● **Required task**
Print the records below word for word, but leave out the pictures.

● **Data records**
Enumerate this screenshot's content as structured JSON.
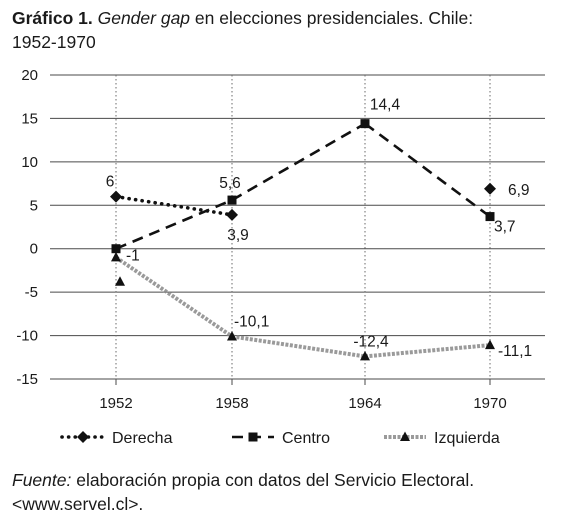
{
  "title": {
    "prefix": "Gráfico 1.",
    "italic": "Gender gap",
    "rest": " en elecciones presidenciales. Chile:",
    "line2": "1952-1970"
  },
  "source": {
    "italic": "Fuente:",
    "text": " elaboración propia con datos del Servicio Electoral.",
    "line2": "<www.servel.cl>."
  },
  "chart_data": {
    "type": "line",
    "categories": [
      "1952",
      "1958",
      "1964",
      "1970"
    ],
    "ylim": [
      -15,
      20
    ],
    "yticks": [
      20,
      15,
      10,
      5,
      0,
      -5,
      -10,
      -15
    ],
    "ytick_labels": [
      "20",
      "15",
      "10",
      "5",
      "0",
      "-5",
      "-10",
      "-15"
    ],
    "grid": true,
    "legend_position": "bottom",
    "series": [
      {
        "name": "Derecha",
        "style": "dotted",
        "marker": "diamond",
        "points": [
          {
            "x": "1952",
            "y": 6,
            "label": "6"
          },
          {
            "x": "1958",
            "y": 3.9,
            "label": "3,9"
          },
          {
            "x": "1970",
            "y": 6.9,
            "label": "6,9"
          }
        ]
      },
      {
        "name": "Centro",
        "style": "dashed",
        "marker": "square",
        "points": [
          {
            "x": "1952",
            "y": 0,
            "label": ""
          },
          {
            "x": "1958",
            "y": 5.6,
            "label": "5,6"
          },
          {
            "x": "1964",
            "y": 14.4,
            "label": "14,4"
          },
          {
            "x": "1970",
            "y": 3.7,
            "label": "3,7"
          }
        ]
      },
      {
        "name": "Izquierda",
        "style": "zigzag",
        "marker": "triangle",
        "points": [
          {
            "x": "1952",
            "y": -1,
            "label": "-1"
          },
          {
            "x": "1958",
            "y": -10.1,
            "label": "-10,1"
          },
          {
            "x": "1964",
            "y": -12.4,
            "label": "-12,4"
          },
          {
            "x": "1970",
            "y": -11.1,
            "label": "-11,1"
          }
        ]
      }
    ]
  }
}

● **Solution to the problem**
Enumerate this screenshot's content as structured JSON.
{
  "title": {
    "prefix": "Gráfico 1.",
    "italic": "Gender gap",
    "rest": " en elecciones presidenciales. Chile:",
    "line2": "1952-1970"
  },
  "source": {
    "italic": "Fuente:",
    "text": " elaboración propia con datos del Servicio Electoral.",
    "line2": "<www.servel.cl>."
  },
  "chart_data": {
    "type": "line",
    "categories": [
      "1952",
      "1958",
      "1964",
      "1970"
    ],
    "ylim": [
      -15,
      20
    ],
    "yticks": [
      20,
      15,
      10,
      5,
      0,
      -5,
      -10,
      -15
    ],
    "ytick_labels": [
      "20",
      "15",
      "10",
      "5",
      "0",
      "-5",
      "-10",
      "-15"
    ],
    "grid": true,
    "legend_position": "bottom",
    "series": [
      {
        "name": "Derecha",
        "style": "dotted",
        "marker": "diamond",
        "points": [
          {
            "x": "1952",
            "y": 6,
            "label": "6"
          },
          {
            "x": "1958",
            "y": 3.9,
            "label": "3,9"
          },
          {
            "x": "1970",
            "y": 6.9,
            "label": "6,9"
          }
        ]
      },
      {
        "name": "Centro",
        "style": "dashed",
        "marker": "square",
        "points": [
          {
            "x": "1952",
            "y": 0,
            "label": ""
          },
          {
            "x": "1958",
            "y": 5.6,
            "label": "5,6"
          },
          {
            "x": "1964",
            "y": 14.4,
            "label": "14,4"
          },
          {
            "x": "1970",
            "y": 3.7,
            "label": "3,7"
          }
        ]
      },
      {
        "name": "Izquierda",
        "style": "zigzag",
        "marker": "triangle",
        "points": [
          {
            "x": "1952",
            "y": -1,
            "label": "-1"
          },
          {
            "x": "1958",
            "y": -10.1,
            "label": "-10,1"
          },
          {
            "x": "1964",
            "y": -12.4,
            "label": "-12,4"
          },
          {
            "x": "1970",
            "y": -11.1,
            "label": "-11,1"
          }
        ]
      }
    ]
  }
}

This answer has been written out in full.